Dataset items –
★ ★ ★
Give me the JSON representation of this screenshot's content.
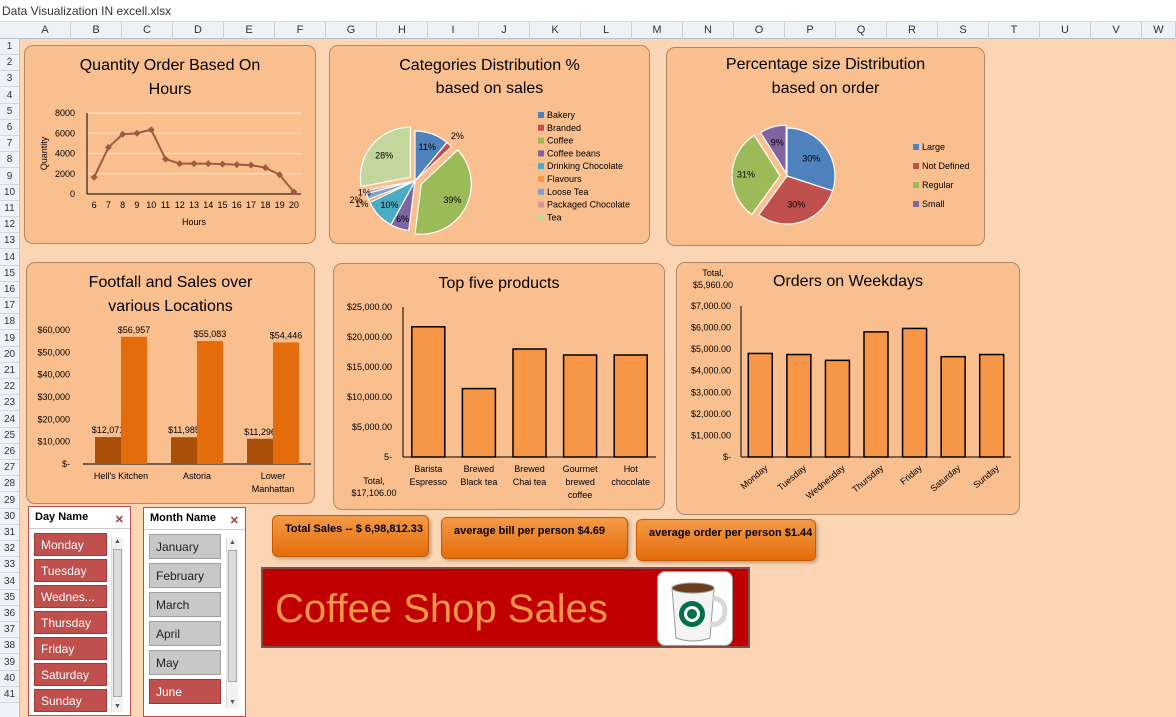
{
  "window": {
    "title": "Data Visualization IN excell.xlsx"
  },
  "sheet": {
    "columns": [
      "A",
      "B",
      "C",
      "D",
      "E",
      "F",
      "G",
      "H",
      "I",
      "J",
      "K",
      "L",
      "M",
      "N",
      "O",
      "P",
      "Q",
      "R",
      "S",
      "T",
      "U",
      "V",
      "W"
    ],
    "rows": [
      "1",
      "2",
      "3",
      "4",
      "5",
      "6",
      "7",
      "8",
      "9",
      "10",
      "11",
      "12",
      "13",
      "14",
      "15",
      "16",
      "17",
      "18",
      "19",
      "20",
      "21",
      "22",
      "23",
      "24",
      "25",
      "26",
      "27",
      "28",
      "29",
      "30",
      "31",
      "32",
      "33",
      "34",
      "35",
      "36",
      "37",
      "38",
      "39",
      "40",
      "41"
    ]
  },
  "charts": {
    "hours": {
      "title_line1": "Quantity Order Based On",
      "title_line2": "Hours",
      "chart_data": {
        "type": "line",
        "title": "Quantity Order Based On Hours",
        "xlabel": "Hours",
        "ylabel": "Quantity",
        "x": [
          6,
          7,
          8,
          9,
          10,
          11,
          12,
          13,
          14,
          15,
          16,
          17,
          18,
          19,
          20
        ],
        "values": [
          1650,
          4600,
          5900,
          6000,
          6350,
          3450,
          3000,
          3000,
          3000,
          2950,
          2900,
          2850,
          2600,
          1900,
          200
        ],
        "ylim": [
          0,
          8000
        ],
        "yticks": [
          "0",
          "2000",
          "4000",
          "6000",
          "8000"
        ],
        "grid": true,
        "color": "#a05a40"
      }
    },
    "categories": {
      "title_line1": "Categories Distribution %",
      "title_line2": "based on sales",
      "chart_data": {
        "type": "pie",
        "title": "Categories Distribution % based on sales",
        "categories": [
          "Bakery",
          "Branded",
          "Coffee",
          "Coffee beans",
          "Drinking Chocolate",
          "Flavours",
          "Loose Tea",
          "Packaged Chocolate",
          "Tea"
        ],
        "values": [
          11,
          2,
          39,
          6,
          10,
          1,
          2,
          1,
          28
        ],
        "labels": [
          "11%",
          "2%",
          "39%",
          "6%",
          "10%",
          "1%",
          "2%",
          "1%",
          "28%"
        ],
        "colors": [
          "#4f81bd",
          "#c0504d",
          "#9bbb59",
          "#8064a2",
          "#4bacc6",
          "#f79646",
          "#7f9fd1",
          "#d99694",
          "#c3d69b"
        ],
        "legend": "right"
      }
    },
    "sizes": {
      "title_line1": "Percentage  size Distribution",
      "title_line2": "based on order",
      "chart_data": {
        "type": "pie",
        "title": "Percentage size Distribution based on order",
        "categories": [
          "Large",
          "Not Defined",
          "Regular",
          "Small"
        ],
        "values": [
          30,
          30,
          31,
          9
        ],
        "labels": [
          "30%",
          "30%",
          "31%",
          "9%"
        ],
        "colors": [
          "#4f81bd",
          "#c0504d",
          "#9bbb59",
          "#8064a2"
        ],
        "legend": "right"
      }
    },
    "locations": {
      "title_line1": "Footfall and Sales over",
      "title_line2": "various Locations",
      "chart_data": {
        "type": "bar",
        "title": "Footfall and Sales over various Locations",
        "categories": [
          "Hell's Kitchen",
          "Astoria",
          "Lower Manhattan"
        ],
        "series": [
          {
            "values": [
              12071,
              11985,
              11296
            ],
            "labels": [
              "$12,071",
              "$11,985",
              "$11,296"
            ],
            "color": "#a84f0a"
          },
          {
            "values": [
              56957,
              55083,
              54446
            ],
            "labels": [
              "$56,957",
              "$55,083",
              "$54,446"
            ],
            "color": "#e46c0a"
          }
        ],
        "ylim": [
          0,
          60000
        ],
        "yticks": [
          "$-",
          "$10,000",
          "$20,000",
          "$30,000",
          "$40,000",
          "$50,000",
          "$60,000"
        ]
      }
    },
    "products": {
      "title": "Top five products",
      "total_line1": "Total,",
      "total_line2": "$17,106.00",
      "chart_data": {
        "type": "bar",
        "title": "Top five products",
        "categories": [
          "Barista Espresso",
          "Brewed Black tea",
          "Brewed Chai tea",
          "Gourmet brewed coffee",
          "Hot chocolate"
        ],
        "category_lines": [
          [
            "Barista",
            "Espresso"
          ],
          [
            "Brewed",
            "Black tea"
          ],
          [
            "Brewed",
            "Chai tea"
          ],
          [
            "Gourmet",
            "brewed",
            "coffee"
          ],
          [
            "Hot",
            "chocolate"
          ]
        ],
        "values": [
          21700,
          11400,
          18000,
          17000,
          17000
        ],
        "ylim": [
          0,
          25000
        ],
        "yticks": [
          "5-",
          "$5,000.00",
          "$10,000.00",
          "$15,000.00",
          "$20,000.00",
          "$25,000.00"
        ],
        "color": "#f79646"
      }
    },
    "weekdays": {
      "title": "Orders on Weekdays",
      "total_line1": "Total,",
      "total_line2": "$5,960.00",
      "chart_data": {
        "type": "bar",
        "title": "Orders on Weekdays",
        "categories": [
          "Monday",
          "Tuesday",
          "Wednesday",
          "Thursday",
          "Friday",
          "Saturday",
          "Sunday"
        ],
        "values": [
          4800,
          4750,
          4480,
          5800,
          5960,
          4650,
          4750
        ],
        "ylim": [
          0,
          7000
        ],
        "yticks": [
          "$-",
          "$1,000.00",
          "$2,000.00",
          "$3,000.00",
          "$4,000.00",
          "$5,000.00",
          "$6,000.00",
          "$7,000.00"
        ],
        "color": "#f79646"
      }
    }
  },
  "slicers": {
    "day": {
      "title": "Day Name",
      "items": [
        "Monday",
        "Tuesday",
        "Wednes...",
        "Thursday",
        "Friday",
        "Saturday",
        "Sunday"
      ]
    },
    "month": {
      "title": "Month Name",
      "items": [
        "January",
        "February",
        "March",
        "April",
        "May",
        "June"
      ],
      "selected": [
        false,
        false,
        false,
        false,
        false,
        true
      ]
    }
  },
  "kpis": {
    "total_sales": "Total Sales -- $  6,98,812.33",
    "avg_bill": "average bill per person   $4.69",
    "avg_order": "average order per person  $1.44"
  },
  "banner": {
    "text": "Coffee Shop Sales"
  }
}
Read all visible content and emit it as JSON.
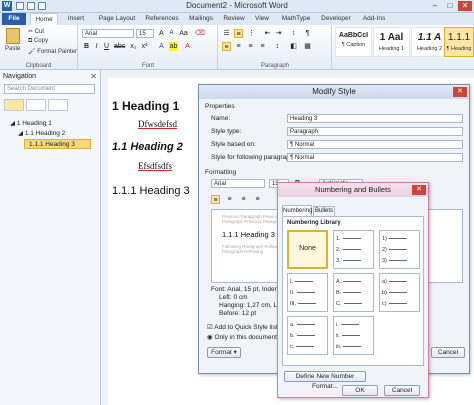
{
  "window": {
    "title": "Document2 - Microsoft Word"
  },
  "tabs": [
    "File",
    "Home",
    "Insert",
    "Page Layout",
    "References",
    "Mailings",
    "Review",
    "View",
    "MathType",
    "Developer",
    "Add-Ins"
  ],
  "clipboard": {
    "paste": "Paste",
    "cut": "Cut",
    "copy": "Copy",
    "format_painter": "Format Painter",
    "label": "Clipboard"
  },
  "font_group": {
    "font": "Arial",
    "size": "15",
    "label": "Font"
  },
  "paragraph_group": {
    "label": "Paragraph"
  },
  "styles": [
    {
      "preview": "AaBbCcI",
      "name": "¶ Caption"
    },
    {
      "preview": "1 Aal",
      "name": "Heading 1"
    },
    {
      "preview": "1.1 A",
      "name": "Heading 2"
    },
    {
      "preview": "1.1.1",
      "name": "¶ Heading"
    }
  ],
  "nav": {
    "title": "Navigation",
    "search_placeholder": "Search Document",
    "items": [
      "1 Heading 1",
      "1.1 Heading 2",
      "1.1.1 Heading 3"
    ]
  },
  "document": {
    "h1": "1  Heading 1",
    "p1": "Dfwsdefsd",
    "h2": "1.1  Heading 2",
    "p2": "Efsdfsdfs",
    "h3": "1.1.1 Heading 3"
  },
  "modify_style": {
    "title": "Modify Style",
    "properties": "Properties",
    "name_label": "Name:",
    "name_value": "Heading 3",
    "type_label": "Style type:",
    "type_value": "Paragraph",
    "based_label": "Style based on:",
    "based_value": "¶ Normal",
    "following_label": "Style for following paragraph:",
    "following_value": "¶ Normal",
    "formatting": "Formatting",
    "font": "Arial",
    "size": "15",
    "color": "Automatic",
    "preview_prev": "Previous Paragraph Previous Paragraph Previous Paragraph",
    "preview_heading": "1.1.1 Heading 3",
    "preview_follow": "Following Paragraph Following Paragraph Following",
    "desc1": "Font: Arial, 15 pt, Inden",
    "desc2": "Left:  0 cm",
    "desc3": "Hanging:  1,27 cm, Le",
    "desc4": "Before:  12 pt",
    "add_quick": "Add to Quick Style list",
    "only_doc": "Only in this document",
    "format_btn": "Format ▾",
    "cancel": "Cancel"
  },
  "numbering": {
    "title": "Numbering and Bullets",
    "tab_numbering": "Numbering",
    "tab_bullets": "Bullets",
    "library": "Numbering Library",
    "none": "None",
    "define": "Define New Number Format...",
    "ok": "OK",
    "cancel": "Cancel",
    "formats": [
      [
        "1.",
        "2.",
        "3."
      ],
      [
        "1)",
        "2)",
        "3)"
      ],
      [
        "I.",
        "II.",
        "III."
      ],
      [
        "A.",
        "B.",
        "C."
      ],
      [
        "a)",
        "b)",
        "c)"
      ],
      [
        "a.",
        "b.",
        "c."
      ],
      [
        "i.",
        "ii.",
        "iii."
      ]
    ]
  }
}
★ ★ ★
Written problem – Select and copy every line of the material that holds the string "various".

Task solution –
      "title_line2": "various Locations",
        "title": "Footfall and Sales over various Locations",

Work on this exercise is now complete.